DESCRIPTION OF THE TASK: State how many lines of the entries hold the string "separately", and nothing more.

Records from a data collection

----------------

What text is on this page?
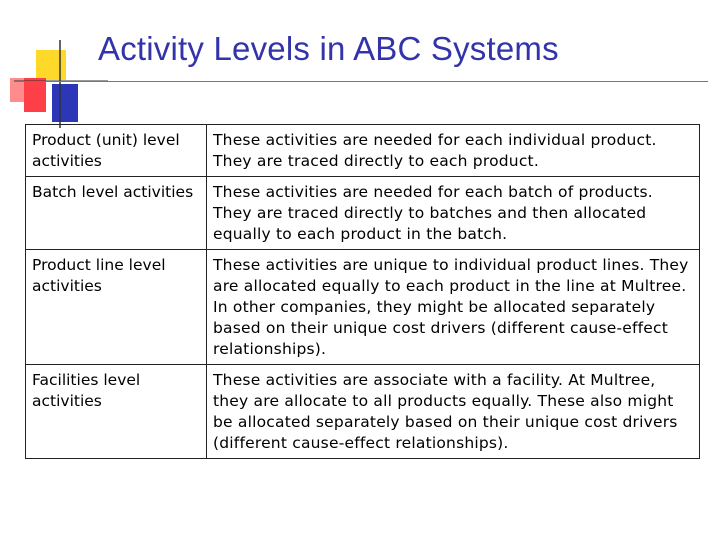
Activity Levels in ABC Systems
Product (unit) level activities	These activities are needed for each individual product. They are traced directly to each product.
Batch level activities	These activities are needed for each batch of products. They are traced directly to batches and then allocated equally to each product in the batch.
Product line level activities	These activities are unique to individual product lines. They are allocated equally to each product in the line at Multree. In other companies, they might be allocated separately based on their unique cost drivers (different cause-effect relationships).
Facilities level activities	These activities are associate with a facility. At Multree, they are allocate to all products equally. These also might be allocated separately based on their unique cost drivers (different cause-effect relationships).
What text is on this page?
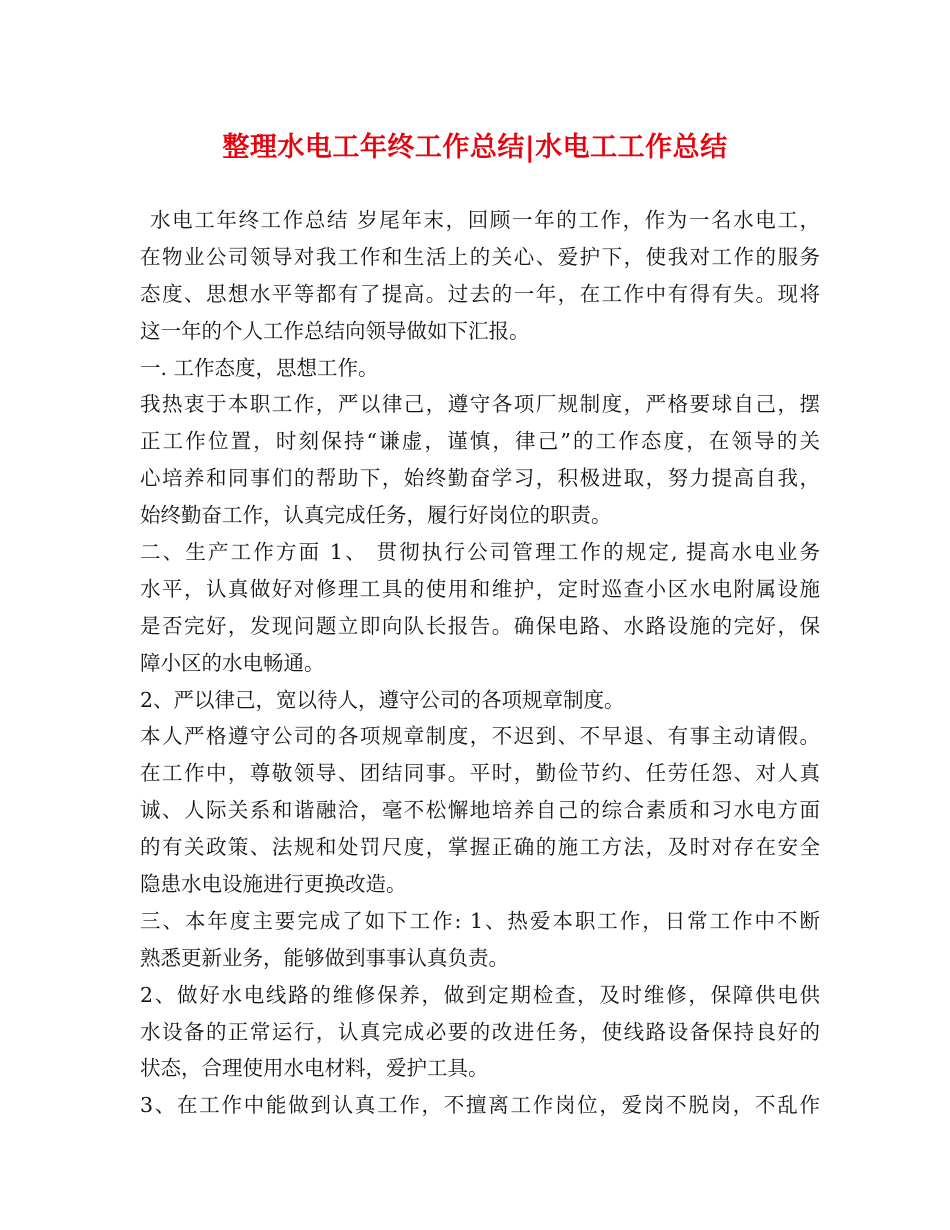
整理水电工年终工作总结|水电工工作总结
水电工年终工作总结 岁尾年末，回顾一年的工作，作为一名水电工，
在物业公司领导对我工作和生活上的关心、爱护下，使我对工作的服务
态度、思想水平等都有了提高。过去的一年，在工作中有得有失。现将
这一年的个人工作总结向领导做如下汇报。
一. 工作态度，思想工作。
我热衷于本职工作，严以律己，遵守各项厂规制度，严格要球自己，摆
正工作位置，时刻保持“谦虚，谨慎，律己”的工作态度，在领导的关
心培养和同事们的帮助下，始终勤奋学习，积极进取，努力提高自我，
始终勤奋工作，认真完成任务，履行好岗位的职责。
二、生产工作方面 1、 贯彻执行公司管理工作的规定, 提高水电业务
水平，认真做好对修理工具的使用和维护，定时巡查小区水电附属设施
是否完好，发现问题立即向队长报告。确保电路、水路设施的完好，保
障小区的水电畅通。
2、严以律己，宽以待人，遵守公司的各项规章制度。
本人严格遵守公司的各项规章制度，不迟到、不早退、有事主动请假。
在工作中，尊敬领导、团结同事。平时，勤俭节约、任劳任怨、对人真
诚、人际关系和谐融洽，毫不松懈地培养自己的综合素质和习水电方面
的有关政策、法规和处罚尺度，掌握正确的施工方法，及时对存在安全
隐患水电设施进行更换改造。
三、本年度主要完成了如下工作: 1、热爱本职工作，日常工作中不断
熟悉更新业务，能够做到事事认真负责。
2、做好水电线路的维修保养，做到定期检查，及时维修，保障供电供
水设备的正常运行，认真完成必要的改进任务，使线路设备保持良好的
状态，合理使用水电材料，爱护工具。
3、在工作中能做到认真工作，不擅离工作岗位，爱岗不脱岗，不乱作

----------------

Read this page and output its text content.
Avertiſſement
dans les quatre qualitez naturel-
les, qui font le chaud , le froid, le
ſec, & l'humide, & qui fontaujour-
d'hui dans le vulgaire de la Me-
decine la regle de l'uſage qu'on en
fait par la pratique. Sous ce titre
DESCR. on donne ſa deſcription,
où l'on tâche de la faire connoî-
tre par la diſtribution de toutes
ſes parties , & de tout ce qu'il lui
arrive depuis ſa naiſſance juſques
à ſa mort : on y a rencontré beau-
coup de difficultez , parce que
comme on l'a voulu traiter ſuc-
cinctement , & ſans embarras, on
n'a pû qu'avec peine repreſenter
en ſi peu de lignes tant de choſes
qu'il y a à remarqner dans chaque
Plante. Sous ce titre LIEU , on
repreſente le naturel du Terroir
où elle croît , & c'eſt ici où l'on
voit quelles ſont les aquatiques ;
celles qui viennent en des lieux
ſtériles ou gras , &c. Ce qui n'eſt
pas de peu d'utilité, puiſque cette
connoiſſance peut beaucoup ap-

----------------

THE ANSWER: 2